## Set of tasks
• A. From the buffalo parotid gland text, list every animal whose salivary glands earlier studies examined, as named in its opening paragraph.
• B. Answer these questions using the buffalo parotid gland text:
(i) How many buffalo foetuses did the study use?
(ii) With what tool was the curved crown rump length measured?
(iii) Whose formula was used to work out the approximate age of the foetuses?

The documentation of normal foetal growth can serve as a guide for understanding the consequence of harmful influences at various stages of gestation. Various prenatal as well as postnatal studies have been done on salivary glands of cat (Knospe & Bohme, 1995), human (Chi, 1996), rat (Wolff et al, 2002), pig (Pospieszny et al, 2010), sheep (Singh et al, 2015) and buffalo (Singh & Singh, 2017) however, there is no detailed information about the ultrastructural studies of buffalo parotid gland during prenatal development, therefore, the present work was aimed to observe the ultra-structural changes in the parotid salivary gland of prenatal buffalo.

MATERIAL AND METHOD

The present study was conducted on parotid salivary gland of thirty-six buffalo foetuses, during different stages of prenatal development. Immediately after collection, the foetuses were measured for their curved crown rump length (CVRL) in centimetres with a calibrated inelastic thread. The approximate age of foetuses was calculated by using the following formula given by Soliman (1975) in buffalo.

Y = 28.66 + 4.496 X (CVRL < 20 cm)

Y = 73.544 + 2.256 X (CVRL [greater than or equal to] 20 cm)

## Dataset excerpts
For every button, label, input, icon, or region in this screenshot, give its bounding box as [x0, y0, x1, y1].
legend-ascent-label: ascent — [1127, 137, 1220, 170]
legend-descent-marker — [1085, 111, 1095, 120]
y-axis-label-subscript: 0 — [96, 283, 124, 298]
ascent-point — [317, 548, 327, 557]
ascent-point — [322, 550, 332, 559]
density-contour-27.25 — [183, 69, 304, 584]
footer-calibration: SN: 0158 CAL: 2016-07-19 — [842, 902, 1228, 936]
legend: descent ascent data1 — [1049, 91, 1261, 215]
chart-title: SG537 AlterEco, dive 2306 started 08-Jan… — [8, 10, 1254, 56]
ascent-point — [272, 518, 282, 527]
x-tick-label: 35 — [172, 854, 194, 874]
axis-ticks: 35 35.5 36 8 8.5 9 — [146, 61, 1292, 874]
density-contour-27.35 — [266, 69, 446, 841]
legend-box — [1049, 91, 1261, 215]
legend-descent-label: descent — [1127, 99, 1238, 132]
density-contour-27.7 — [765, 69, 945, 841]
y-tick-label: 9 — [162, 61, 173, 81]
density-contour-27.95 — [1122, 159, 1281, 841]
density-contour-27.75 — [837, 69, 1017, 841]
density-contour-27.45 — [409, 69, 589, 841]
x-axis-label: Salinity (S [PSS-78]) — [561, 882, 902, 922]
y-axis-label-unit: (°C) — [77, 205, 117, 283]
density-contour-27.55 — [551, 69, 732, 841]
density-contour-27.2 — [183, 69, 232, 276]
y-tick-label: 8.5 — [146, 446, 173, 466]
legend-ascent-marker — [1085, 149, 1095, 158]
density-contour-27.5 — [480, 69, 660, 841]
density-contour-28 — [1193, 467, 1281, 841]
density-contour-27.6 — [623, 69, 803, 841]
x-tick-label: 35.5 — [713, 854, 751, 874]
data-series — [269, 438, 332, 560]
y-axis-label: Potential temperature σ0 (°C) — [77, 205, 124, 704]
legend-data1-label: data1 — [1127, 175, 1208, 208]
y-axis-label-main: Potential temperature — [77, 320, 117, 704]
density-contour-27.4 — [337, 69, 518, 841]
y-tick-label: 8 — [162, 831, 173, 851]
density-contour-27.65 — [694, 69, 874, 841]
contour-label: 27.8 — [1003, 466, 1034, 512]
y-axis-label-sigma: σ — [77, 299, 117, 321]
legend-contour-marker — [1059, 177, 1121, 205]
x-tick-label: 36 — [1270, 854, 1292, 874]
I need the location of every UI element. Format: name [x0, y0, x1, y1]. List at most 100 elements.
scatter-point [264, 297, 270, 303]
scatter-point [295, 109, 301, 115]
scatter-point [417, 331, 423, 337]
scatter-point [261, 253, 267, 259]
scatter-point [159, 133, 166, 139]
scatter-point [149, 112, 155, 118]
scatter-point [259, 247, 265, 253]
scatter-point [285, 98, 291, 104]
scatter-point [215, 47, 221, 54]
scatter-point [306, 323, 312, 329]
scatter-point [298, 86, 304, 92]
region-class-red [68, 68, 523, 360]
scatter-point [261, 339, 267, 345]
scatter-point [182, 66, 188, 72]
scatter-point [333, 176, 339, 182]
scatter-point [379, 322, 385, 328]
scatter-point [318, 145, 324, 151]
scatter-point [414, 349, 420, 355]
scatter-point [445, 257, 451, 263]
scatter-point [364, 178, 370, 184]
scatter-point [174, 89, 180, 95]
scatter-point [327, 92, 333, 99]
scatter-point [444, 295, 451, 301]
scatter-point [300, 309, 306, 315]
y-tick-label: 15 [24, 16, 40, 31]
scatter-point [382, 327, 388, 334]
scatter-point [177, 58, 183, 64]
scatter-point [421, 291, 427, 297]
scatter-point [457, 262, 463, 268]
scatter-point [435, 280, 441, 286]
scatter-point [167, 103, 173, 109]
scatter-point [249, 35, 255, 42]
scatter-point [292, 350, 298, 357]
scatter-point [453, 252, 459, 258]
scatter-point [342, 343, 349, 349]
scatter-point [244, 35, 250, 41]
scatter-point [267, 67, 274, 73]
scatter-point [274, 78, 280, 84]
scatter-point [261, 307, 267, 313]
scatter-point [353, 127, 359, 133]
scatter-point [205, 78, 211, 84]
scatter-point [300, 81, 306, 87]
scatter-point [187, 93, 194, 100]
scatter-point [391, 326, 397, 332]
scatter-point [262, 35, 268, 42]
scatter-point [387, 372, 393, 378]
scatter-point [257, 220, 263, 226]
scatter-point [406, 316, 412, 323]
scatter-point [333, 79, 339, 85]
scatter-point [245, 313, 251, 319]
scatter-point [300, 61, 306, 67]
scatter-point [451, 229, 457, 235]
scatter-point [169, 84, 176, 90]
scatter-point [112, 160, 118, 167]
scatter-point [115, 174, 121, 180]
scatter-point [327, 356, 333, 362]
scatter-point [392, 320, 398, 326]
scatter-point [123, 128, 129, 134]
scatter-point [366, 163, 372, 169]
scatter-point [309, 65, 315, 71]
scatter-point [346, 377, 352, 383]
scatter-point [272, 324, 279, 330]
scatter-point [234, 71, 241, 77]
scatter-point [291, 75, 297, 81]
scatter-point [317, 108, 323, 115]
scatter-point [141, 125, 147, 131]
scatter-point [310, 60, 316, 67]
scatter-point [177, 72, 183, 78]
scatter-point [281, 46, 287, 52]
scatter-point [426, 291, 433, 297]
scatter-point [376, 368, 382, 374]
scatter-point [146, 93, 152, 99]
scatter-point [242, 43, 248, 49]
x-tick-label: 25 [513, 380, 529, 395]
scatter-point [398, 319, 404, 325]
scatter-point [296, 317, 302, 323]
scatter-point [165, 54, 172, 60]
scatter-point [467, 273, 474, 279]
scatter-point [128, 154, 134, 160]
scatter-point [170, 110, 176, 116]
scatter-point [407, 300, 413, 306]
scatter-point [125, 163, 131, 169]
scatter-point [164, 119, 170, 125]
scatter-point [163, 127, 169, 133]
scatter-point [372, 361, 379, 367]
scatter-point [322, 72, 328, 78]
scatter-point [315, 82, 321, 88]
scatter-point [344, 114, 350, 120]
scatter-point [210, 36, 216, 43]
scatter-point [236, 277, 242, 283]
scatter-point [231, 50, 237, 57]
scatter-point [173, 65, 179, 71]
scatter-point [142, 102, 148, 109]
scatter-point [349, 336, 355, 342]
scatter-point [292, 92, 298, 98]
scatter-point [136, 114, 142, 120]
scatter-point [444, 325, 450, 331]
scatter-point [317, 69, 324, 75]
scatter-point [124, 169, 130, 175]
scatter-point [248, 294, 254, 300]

## Response list
• A. cat, human, rat, pig, sheep, buffalo

• B.
(i) Thirty-six
(ii) A calibrated inelastic thread
(iii) Soliman (1975)